Provided records:
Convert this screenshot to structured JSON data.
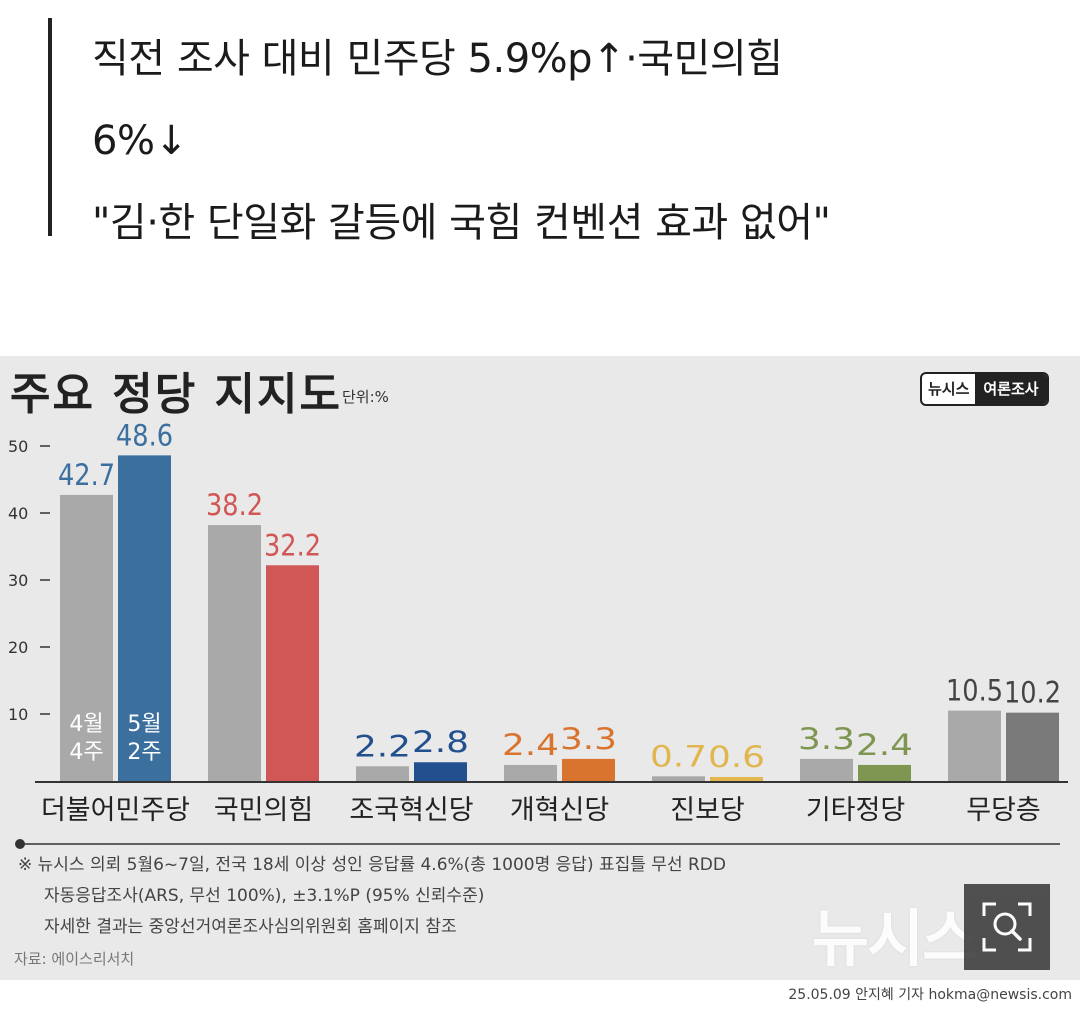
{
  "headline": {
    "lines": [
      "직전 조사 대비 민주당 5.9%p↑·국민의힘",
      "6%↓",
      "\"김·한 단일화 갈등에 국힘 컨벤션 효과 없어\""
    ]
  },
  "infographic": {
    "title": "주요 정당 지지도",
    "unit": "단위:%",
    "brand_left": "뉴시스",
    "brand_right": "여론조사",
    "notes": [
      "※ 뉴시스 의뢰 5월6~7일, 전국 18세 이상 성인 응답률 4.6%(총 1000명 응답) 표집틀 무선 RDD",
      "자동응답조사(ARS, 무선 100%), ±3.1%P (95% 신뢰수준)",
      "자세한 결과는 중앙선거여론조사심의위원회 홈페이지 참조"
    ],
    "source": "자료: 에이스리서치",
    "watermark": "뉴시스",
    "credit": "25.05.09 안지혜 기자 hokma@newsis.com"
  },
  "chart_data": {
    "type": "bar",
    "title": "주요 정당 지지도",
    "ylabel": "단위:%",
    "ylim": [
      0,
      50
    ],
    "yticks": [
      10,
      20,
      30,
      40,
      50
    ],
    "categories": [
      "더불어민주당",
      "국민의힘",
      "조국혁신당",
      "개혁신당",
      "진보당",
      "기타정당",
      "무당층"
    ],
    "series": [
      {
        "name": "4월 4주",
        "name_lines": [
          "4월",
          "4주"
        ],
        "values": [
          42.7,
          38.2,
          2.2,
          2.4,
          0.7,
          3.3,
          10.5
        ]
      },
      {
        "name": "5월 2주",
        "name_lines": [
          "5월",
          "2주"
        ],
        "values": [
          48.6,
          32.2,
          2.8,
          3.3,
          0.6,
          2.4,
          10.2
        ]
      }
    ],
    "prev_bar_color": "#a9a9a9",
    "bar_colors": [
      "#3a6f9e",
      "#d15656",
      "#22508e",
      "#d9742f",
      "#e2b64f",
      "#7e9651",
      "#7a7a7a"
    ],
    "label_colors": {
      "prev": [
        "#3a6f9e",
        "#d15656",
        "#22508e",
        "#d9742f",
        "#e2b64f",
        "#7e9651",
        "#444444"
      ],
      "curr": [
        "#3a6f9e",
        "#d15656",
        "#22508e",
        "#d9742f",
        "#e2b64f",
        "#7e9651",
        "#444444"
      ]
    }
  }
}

==

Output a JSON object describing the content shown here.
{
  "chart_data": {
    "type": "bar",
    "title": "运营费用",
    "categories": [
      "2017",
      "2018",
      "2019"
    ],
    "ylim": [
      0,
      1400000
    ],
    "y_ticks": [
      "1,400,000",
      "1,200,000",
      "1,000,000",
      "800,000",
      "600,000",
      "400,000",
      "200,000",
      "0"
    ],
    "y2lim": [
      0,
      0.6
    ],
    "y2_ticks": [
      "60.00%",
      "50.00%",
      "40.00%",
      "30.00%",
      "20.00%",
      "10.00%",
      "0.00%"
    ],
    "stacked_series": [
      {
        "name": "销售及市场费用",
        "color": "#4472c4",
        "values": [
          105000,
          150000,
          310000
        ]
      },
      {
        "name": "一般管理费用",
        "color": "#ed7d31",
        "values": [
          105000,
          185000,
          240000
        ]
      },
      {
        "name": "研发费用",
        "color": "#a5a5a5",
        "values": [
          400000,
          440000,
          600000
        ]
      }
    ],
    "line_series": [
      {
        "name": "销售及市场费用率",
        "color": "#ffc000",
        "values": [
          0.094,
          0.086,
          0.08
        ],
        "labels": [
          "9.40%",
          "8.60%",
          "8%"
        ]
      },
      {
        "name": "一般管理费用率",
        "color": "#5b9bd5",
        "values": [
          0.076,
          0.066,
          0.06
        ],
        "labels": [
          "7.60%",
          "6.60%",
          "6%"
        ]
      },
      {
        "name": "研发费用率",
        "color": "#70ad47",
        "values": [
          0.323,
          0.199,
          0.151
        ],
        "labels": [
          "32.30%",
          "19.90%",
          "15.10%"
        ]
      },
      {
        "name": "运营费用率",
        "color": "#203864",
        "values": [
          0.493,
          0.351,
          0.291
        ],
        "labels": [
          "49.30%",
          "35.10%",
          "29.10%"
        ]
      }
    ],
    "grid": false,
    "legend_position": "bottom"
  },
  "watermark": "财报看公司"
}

==

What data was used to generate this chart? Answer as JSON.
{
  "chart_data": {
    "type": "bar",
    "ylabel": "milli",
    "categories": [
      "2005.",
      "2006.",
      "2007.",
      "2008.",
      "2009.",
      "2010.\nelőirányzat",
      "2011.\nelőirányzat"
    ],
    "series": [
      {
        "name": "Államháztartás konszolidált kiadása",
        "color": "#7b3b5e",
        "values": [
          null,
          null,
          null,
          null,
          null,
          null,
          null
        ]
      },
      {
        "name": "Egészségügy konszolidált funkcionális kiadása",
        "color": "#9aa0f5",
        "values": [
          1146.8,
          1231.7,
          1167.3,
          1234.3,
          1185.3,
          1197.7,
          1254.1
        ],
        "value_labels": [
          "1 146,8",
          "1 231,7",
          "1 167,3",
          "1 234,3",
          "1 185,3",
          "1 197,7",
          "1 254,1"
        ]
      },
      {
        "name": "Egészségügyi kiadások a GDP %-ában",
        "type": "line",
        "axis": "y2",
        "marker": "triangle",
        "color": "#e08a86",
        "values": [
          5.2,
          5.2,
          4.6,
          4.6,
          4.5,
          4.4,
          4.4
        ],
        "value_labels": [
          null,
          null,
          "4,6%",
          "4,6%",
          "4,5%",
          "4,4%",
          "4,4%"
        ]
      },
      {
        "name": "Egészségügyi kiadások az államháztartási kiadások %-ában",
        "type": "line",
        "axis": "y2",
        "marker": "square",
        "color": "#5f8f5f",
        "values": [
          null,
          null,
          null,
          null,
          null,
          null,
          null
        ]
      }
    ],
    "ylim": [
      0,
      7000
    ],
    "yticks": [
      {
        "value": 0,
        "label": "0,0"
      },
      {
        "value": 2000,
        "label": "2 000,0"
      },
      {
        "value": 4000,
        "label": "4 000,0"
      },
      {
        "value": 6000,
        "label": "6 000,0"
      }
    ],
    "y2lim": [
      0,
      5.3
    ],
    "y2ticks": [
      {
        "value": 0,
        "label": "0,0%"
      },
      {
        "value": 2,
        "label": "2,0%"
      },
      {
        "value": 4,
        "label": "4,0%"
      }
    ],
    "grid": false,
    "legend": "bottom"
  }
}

Given exercise:
Return every line above that contains the word "bottom".

Answer to this exercise:
    "legend_position": "bottom"
    "legend": "bottom"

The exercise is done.